▸ PROBLEM TO WORK ON:
Retype the full set of records. Keep every character identical.

▸ PROVIDED ENTRIES:
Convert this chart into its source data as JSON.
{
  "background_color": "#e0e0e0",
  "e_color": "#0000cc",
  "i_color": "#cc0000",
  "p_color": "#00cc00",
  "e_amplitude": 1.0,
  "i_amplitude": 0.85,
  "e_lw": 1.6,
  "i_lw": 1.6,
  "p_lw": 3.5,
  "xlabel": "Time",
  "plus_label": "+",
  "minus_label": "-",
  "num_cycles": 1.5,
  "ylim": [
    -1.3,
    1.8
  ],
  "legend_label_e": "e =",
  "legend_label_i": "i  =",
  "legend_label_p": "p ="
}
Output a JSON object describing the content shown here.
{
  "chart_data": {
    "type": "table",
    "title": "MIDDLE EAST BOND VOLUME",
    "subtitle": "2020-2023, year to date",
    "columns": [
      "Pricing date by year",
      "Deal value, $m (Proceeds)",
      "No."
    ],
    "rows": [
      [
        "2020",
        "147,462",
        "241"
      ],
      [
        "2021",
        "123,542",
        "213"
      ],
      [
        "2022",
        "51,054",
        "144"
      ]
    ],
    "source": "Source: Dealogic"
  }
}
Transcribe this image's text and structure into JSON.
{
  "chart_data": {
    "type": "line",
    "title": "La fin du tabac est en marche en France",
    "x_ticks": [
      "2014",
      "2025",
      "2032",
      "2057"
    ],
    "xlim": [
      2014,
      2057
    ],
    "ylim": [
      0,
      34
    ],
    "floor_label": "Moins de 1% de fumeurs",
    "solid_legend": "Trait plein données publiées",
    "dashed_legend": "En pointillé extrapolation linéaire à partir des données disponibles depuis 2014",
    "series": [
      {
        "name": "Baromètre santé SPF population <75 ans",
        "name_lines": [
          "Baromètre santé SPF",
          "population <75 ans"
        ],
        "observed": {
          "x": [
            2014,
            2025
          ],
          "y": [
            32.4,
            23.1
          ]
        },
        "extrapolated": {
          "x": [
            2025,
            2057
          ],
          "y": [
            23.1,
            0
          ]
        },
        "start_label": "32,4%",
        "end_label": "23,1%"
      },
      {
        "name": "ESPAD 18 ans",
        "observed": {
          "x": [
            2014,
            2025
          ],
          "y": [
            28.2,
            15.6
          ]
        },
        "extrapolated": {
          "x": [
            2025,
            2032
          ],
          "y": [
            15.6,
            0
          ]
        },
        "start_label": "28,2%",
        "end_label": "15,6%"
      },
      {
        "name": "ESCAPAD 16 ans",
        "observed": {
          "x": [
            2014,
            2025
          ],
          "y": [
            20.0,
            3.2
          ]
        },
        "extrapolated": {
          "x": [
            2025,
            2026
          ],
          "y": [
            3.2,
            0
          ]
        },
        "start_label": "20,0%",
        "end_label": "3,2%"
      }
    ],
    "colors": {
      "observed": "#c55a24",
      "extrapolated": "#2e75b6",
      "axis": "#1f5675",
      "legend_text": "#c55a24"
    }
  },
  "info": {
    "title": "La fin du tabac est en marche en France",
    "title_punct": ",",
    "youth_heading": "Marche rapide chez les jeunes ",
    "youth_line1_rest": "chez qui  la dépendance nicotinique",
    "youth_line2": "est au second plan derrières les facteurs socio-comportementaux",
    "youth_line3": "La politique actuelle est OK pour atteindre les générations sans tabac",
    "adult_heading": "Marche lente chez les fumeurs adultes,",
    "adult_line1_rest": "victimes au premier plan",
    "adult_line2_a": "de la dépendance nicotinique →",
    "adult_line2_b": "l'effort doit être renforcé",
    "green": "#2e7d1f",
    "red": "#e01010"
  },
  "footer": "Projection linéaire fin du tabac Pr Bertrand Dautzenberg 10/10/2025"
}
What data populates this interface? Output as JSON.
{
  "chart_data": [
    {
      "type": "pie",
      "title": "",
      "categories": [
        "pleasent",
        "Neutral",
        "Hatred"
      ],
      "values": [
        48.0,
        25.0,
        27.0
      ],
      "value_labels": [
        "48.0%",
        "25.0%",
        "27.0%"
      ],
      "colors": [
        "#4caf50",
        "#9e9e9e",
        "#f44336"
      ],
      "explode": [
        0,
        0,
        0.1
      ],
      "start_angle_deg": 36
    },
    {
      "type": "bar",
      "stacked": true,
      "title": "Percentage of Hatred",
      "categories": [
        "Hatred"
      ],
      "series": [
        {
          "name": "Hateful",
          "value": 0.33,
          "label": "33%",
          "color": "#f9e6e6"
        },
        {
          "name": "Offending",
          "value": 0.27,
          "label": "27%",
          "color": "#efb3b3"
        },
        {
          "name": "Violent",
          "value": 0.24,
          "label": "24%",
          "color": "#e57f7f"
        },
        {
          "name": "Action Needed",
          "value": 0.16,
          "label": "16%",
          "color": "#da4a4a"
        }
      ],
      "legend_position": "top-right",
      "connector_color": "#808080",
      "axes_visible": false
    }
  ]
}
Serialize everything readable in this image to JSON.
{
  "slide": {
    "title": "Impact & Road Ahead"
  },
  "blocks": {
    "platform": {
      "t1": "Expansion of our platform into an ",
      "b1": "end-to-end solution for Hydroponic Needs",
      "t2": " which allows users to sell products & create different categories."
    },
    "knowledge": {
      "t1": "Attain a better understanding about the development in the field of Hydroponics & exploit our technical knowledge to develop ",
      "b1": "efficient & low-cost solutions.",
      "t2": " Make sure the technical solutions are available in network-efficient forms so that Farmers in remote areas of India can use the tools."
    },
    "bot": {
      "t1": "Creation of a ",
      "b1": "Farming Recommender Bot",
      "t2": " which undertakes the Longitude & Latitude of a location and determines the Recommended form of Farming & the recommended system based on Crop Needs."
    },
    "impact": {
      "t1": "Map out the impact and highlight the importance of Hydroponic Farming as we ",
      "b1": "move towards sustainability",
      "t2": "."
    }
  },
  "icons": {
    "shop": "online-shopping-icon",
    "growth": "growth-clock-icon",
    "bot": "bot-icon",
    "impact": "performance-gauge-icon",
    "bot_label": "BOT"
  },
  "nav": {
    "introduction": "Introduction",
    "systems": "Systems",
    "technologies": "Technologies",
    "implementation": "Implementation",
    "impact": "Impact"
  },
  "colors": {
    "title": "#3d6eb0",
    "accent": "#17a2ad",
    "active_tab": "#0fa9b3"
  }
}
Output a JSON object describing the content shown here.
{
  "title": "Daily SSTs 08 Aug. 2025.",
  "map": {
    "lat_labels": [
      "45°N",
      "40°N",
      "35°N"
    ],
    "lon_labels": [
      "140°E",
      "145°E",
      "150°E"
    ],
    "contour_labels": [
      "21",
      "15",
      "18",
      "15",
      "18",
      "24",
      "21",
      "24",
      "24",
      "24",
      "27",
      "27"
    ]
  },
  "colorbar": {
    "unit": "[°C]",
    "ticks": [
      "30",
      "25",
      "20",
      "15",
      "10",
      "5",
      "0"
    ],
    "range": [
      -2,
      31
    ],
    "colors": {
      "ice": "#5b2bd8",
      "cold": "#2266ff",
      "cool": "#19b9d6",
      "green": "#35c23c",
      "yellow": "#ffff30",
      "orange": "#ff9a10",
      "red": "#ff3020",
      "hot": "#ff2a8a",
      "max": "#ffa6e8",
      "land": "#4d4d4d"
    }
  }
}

▸ RESPONSE BELOW:
Convert this chart into its source data as JSON.
{
  "background_color": "#e0e0e0",
  "e_color": "#0000cc",
  "i_color": "#cc0000",
  "p_color": "#00cc00",
  "e_amplitude": 1.0,
  "i_amplitude": 0.85,
  "e_lw": 1.6,
  "i_lw": 1.6,
  "p_lw": 3.5,
  "xlabel": "Time",
  "plus_label": "+",
  "minus_label": "-",
  "num_cycles": 1.5,
  "ylim": [
    -1.3,
    1.8
  ],
  "legend_label_e": "e =",
  "legend_label_i": "i  =",
  "legend_label_p": "p ="
}
Output a JSON object describing the content shown here.
{
  "chart_data": {
    "type": "table",
    "title": "MIDDLE EAST BOND VOLUME",
    "subtitle": "2020-2023, year to date",
    "columns": [
      "Pricing date by year",
      "Deal value, $m (Proceeds)",
      "No."
    ],
    "rows": [
      [
        "2020",
        "147,462",
        "241"
      ],
      [
        "2021",
        "123,542",
        "213"
      ],
      [
        "2022",
        "51,054",
        "144"
      ]
    ],
    "source": "Source: Dealogic"
  }
}
Transcribe this image's text and structure into JSON.
{
  "chart_data": {
    "type": "line",
    "title": "La fin du tabac est en marche en France",
    "x_ticks": [
      "2014",
      "2025",
      "2032",
      "2057"
    ],
    "xlim": [
      2014,
      2057
    ],
    "ylim": [
      0,
      34
    ],
    "floor_label": "Moins de 1% de fumeurs",
    "solid_legend": "Trait plein données publiées",
    "dashed_legend": "En pointillé extrapolation linéaire à partir des données disponibles depuis 2014",
    "series": [
      {
        "name": "Baromètre santé SPF population <75 ans",
        "name_lines": [
          "Baromètre santé SPF",
          "population <75 ans"
        ],
        "observed": {
          "x": [
            2014,
            2025
          ],
          "y": [
            32.4,
            23.1
          ]
        },
        "extrapolated": {
          "x": [
            2025,
            2057
          ],
          "y": [
            23.1,
            0
          ]
        },
        "start_label": "32,4%",
        "end_label": "23,1%"
      },
      {
        "name": "ESPAD 18 ans",
        "observed": {
          "x": [
            2014,
            2025
          ],
          "y": [
            28.2,
            15.6
          ]
        },
        "extrapolated": {
          "x": [
            2025,
            2032
          ],
          "y": [
            15.6,
            0
          ]
        },
        "start_label": "28,2%",
        "end_label": "15,6%"
      },
      {
        "name": "ESCAPAD 16 ans",
        "observed": {
          "x": [
            2014,
            2025
          ],
          "y": [
            20.0,
            3.2
          ]
        },
        "extrapolated": {
          "x": [
            2025,
            2026
          ],
          "y": [
            3.2,
            0
          ]
        },
        "start_label": "20,0%",
        "end_label": "3,2%"
      }
    ],
    "colors": {
      "observed": "#c55a24",
      "extrapolated": "#2e75b6",
      "axis": "#1f5675",
      "legend_text": "#c55a24"
    }
  },
  "info": {
    "title": "La fin du tabac est en marche en France",
    "title_punct": ",",
    "youth_heading": "Marche rapide chez les jeunes ",
    "youth_line1_rest": "chez qui  la dépendance nicotinique",
    "youth_line2": "est au second plan derrières les facteurs socio-comportementaux",
    "youth_line3": "La politique actuelle est OK pour atteindre les générations sans tabac",
    "adult_heading": "Marche lente chez les fumeurs adultes,",
    "adult_line1_rest": "victimes au premier plan",
    "adult_line2_a": "de la dépendance nicotinique →",
    "adult_line2_b": "l'effort doit être renforcé",
    "green": "#2e7d1f",
    "red": "#e01010"
  },
  "footer": "Projection linéaire fin du tabac Pr Bertrand Dautzenberg 10/10/2025"
}
What data populates this interface? Output as JSON.
{
  "chart_data": [
    {
      "type": "pie",
      "title": "",
      "categories": [
        "pleasent",
        "Neutral",
        "Hatred"
      ],
      "values": [
        48.0,
        25.0,
        27.0
      ],
      "value_labels": [
        "48.0%",
        "25.0%",
        "27.0%"
      ],
      "colors": [
        "#4caf50",
        "#9e9e9e",
        "#f44336"
      ],
      "explode": [
        0,
        0,
        0.1
      ],
      "start_angle_deg": 36
    },
    {
      "type": "bar",
      "stacked": true,
      "title": "Percentage of Hatred",
      "categories": [
        "Hatred"
      ],
      "series": [
        {
          "name": "Hateful",
          "value": 0.33,
          "label": "33%",
          "color": "#f9e6e6"
        },
        {
          "name": "Offending",
          "value": 0.27,
          "label": "27%",
          "color": "#efb3b3"
        },
        {
          "name": "Violent",
          "value": 0.24,
          "label": "24%",
          "color": "#e57f7f"
        },
        {
          "name": "Action Needed",
          "value": 0.16,
          "label": "16%",
          "color": "#da4a4a"
        }
      ],
      "legend_position": "top-right",
      "connector_color": "#808080",
      "axes_visible": false
    }
  ]
}
Serialize everything readable in this image to JSON.
{
  "slide": {
    "title": "Impact & Road Ahead"
  },
  "blocks": {
    "platform": {
      "t1": "Expansion of our platform into an ",
      "b1": "end-to-end solution for Hydroponic Needs",
      "t2": " which allows users to sell products & create different categories."
    },
    "knowledge": {
      "t1": "Attain a better understanding about the development in the field of Hydroponics & exploit our technical knowledge to develop ",
      "b1": "efficient & low-cost solutions.",
      "t2": " Make sure the technical solutions are available in network-efficient forms so that Farmers in remote areas of India can use the tools."
    },
    "bot": {
      "t1": "Creation of a ",
      "b1": "Farming Recommender Bot",
      "t2": " which undertakes the Longitude & Latitude of a location and determines the Recommended form of Farming & the recommended system based on Crop Needs."
    },
    "impact": {
      "t1": "Map out the impact and highlight the importance of Hydroponic Farming as we ",
      "b1": "move towards sustainability",
      "t2": "."
    }
  },
  "icons": {
    "shop": "online-shopping-icon",
    "growth": "growth-clock-icon",
    "bot": "bot-icon",
    "impact": "performance-gauge-icon",
    "bot_label": "BOT"
  },
  "nav": {
    "introduction": "Introduction",
    "systems": "Systems",
    "technologies": "Technologies",
    "implementation": "Implementation",
    "impact": "Impact"
  },
  "colors": {
    "title": "#3d6eb0",
    "accent": "#17a2ad",
    "active_tab": "#0fa9b3"
  }
}
Output a JSON object describing the content shown here.
{
  "title": "Daily SSTs 08 Aug. 2025.",
  "map": {
    "lat_labels": [
      "45°N",
      "40°N",
      "35°N"
    ],
    "lon_labels": [
      "140°E",
      "145°E",
      "150°E"
    ],
    "contour_labels": [
      "21",
      "15",
      "18",
      "15",
      "18",
      "24",
      "21",
      "24",
      "24",
      "24",
      "27",
      "27"
    ]
  },
  "colorbar": {
    "unit": "[°C]",
    "ticks": [
      "30",
      "25",
      "20",
      "15",
      "10",
      "5",
      "0"
    ],
    "range": [
      -2,
      31
    ],
    "colors": {
      "ice": "#5b2bd8",
      "cold": "#2266ff",
      "cool": "#19b9d6",
      "green": "#35c23c",
      "yellow": "#ffff30",
      "orange": "#ff9a10",
      "red": "#ff3020",
      "hot": "#ff2a8a",
      "max": "#ffa6e8",
      "land": "#4d4d4d"
    }
  }
}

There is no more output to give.